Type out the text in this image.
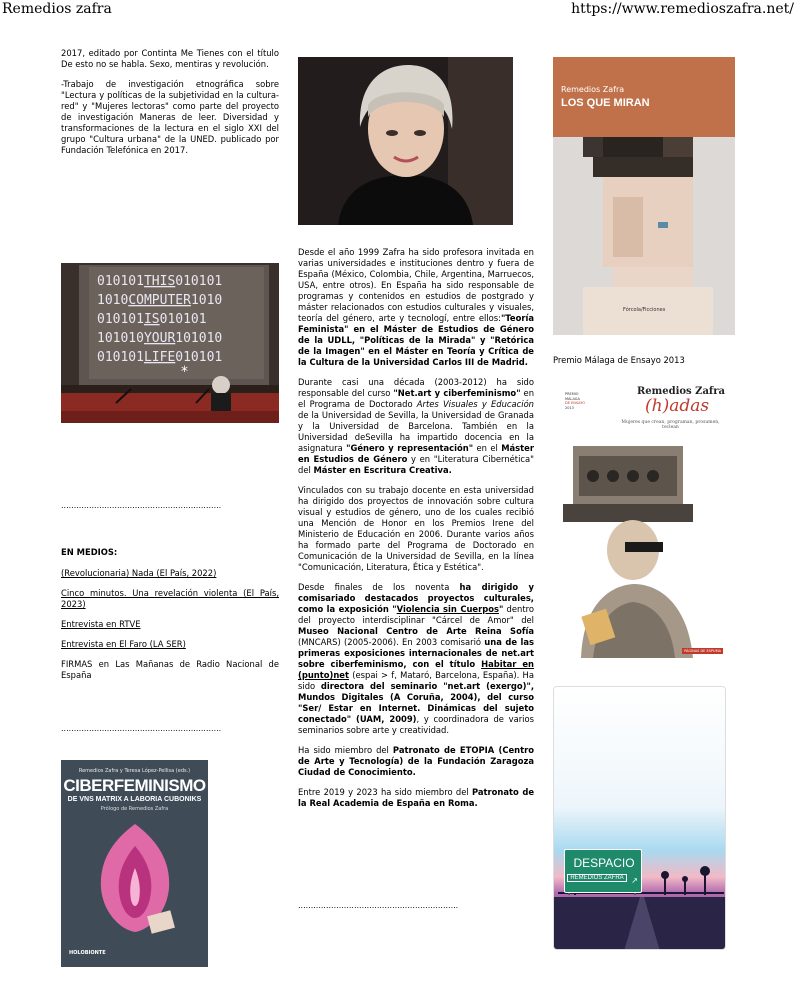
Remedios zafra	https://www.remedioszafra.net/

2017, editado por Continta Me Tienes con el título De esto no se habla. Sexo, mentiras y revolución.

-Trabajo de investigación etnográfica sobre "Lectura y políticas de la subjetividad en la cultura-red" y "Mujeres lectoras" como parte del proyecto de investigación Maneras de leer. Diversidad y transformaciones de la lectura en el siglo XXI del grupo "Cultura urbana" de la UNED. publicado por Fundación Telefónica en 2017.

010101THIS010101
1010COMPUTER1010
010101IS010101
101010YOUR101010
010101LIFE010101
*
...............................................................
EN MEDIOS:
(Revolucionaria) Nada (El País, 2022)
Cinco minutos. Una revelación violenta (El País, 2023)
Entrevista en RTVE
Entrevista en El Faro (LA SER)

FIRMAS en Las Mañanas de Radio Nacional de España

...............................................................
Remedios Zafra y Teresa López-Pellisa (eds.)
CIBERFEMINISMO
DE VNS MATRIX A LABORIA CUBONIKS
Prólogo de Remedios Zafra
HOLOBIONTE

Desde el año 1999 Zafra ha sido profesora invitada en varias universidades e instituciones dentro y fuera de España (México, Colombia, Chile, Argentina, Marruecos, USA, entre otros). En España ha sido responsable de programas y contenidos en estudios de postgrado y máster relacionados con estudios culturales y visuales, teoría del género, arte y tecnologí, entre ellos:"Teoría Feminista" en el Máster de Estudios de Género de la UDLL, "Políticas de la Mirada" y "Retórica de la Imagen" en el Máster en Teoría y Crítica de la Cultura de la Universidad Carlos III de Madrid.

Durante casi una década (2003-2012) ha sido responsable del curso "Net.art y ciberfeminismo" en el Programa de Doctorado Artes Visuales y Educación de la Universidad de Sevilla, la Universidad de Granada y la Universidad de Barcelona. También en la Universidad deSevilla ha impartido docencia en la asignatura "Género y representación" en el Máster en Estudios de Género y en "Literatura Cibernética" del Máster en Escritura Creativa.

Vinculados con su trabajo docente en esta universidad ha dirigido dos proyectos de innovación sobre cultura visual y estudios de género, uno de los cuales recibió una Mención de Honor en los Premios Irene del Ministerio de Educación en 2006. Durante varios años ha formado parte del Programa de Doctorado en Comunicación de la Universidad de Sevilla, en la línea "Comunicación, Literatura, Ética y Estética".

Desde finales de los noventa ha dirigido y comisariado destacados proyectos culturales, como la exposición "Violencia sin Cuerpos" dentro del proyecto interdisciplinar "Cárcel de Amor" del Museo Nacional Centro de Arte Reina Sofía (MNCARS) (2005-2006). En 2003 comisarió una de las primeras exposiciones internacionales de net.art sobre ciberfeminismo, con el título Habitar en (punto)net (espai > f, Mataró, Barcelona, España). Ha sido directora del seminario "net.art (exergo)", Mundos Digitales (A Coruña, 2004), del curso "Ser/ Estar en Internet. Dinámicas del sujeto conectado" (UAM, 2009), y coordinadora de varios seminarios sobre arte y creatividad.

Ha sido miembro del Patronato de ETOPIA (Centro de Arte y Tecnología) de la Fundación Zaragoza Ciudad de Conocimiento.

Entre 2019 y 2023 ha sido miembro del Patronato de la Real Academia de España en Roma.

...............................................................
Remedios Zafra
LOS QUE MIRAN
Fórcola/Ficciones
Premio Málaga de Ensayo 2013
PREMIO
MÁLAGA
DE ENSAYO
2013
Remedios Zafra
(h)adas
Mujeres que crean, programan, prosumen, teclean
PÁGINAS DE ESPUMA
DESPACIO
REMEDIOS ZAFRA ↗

· · · · · · ·

REQUIRED WORK: All of the entries above should be duplicated exactly, except for the pictures.

ANSWER FOR THIS EXERCISE:
Type out the text in this image.
Remedios zafra	https://www.remedioszafra.net/

2017, editado por Continta Me Tienes con el título De esto no se habla. Sexo, mentiras y revolución.

-Trabajo de investigación etnográfica sobre "Lectura y políticas de la subjetividad en la cultura-red" y "Mujeres lectoras" como parte del proyecto de investigación Maneras de leer. Diversidad y transformaciones de la lectura en el siglo XXI del grupo "Cultura urbana" de la UNED. publicado por Fundación Telefónica en 2017.

010101THIS010101
1010COMPUTER1010
010101IS010101
101010YOUR101010
010101LIFE010101
*
...............................................................
EN MEDIOS:
(Revolucionaria) Nada (El País, 2022)
Cinco minutos. Una revelación violenta (El País, 2023)
Entrevista en RTVE
Entrevista en El Faro (LA SER)

FIRMAS en Las Mañanas de Radio Nacional de España

...............................................................
Remedios Zafra y Teresa López-Pellisa (eds.)
CIBERFEMINISMO
DE VNS MATRIX A LABORIA CUBONIKS
Prólogo de Remedios Zafra
HOLOBIONTE

Desde el año 1999 Zafra ha sido profesora invitada en varias universidades e instituciones dentro y fuera de España (México, Colombia, Chile, Argentina, Marruecos, USA, entre otros). En España ha sido responsable de programas y contenidos en estudios de postgrado y máster relacionados con estudios culturales y visuales, teoría del género, arte y tecnologí, entre ellos:"Teoría Feminista" en el Máster de Estudios de Género de la UDLL, "Políticas de la Mirada" y "Retórica de la Imagen" en el Máster en Teoría y Crítica de la Cultura de la Universidad Carlos III de Madrid.

Durante casi una década (2003-2012) ha sido responsable del curso "Net.art y ciberfeminismo" en el Programa de Doctorado Artes Visuales y Educación de la Universidad de Sevilla, la Universidad de Granada y la Universidad de Barcelona. También en la Universidad deSevilla ha impartido docencia en la asignatura "Género y representación" en el Máster en Estudios de Género y en "Literatura Cibernética" del Máster en Escritura Creativa.

Vinculados con su trabajo docente en esta universidad ha dirigido dos proyectos de innovación sobre cultura visual y estudios de género, uno de los cuales recibió una Mención de Honor en los Premios Irene del Ministerio de Educación en 2006. Durante varios años ha formado parte del Programa de Doctorado en Comunicación de la Universidad de Sevilla, en la línea "Comunicación, Literatura, Ética y Estética".

Desde finales de los noventa ha dirigido y comisariado destacados proyectos culturales, como la exposición "Violencia sin Cuerpos" dentro del proyecto interdisciplinar "Cárcel de Amor" del Museo Nacional Centro de Arte Reina Sofía (MNCARS) (2005-2006). En 2003 comisarió una de las primeras exposiciones internacionales de net.art sobre ciberfeminismo, con el título Habitar en (punto)net (espai > f, Mataró, Barcelona, España). Ha sido directora del seminario "net.art (exergo)", Mundos Digitales (A Coruña, 2004), del curso "Ser/ Estar en Internet. Dinámicas del sujeto conectado" (UAM, 2009), y coordinadora de varios seminarios sobre arte y creatividad.

Ha sido miembro del Patronato de ETOPIA (Centro de Arte y Tecnología) de la Fundación Zaragoza Ciudad de Conocimiento.

Entre 2019 y 2023 ha sido miembro del Patronato de la Real Academia de España en Roma.

...............................................................
Remedios Zafra
LOS QUE MIRAN
Fórcola/Ficciones
Premio Málaga de Ensayo 2013
PREMIO
MÁLAGA
DE ENSAYO
2013
Remedios Zafra
(h)adas
Mujeres que crean, programan, prosumen, teclean
PÁGINAS DE ESPUMA
DESPACIO
REMEDIOS ZAFRA ↗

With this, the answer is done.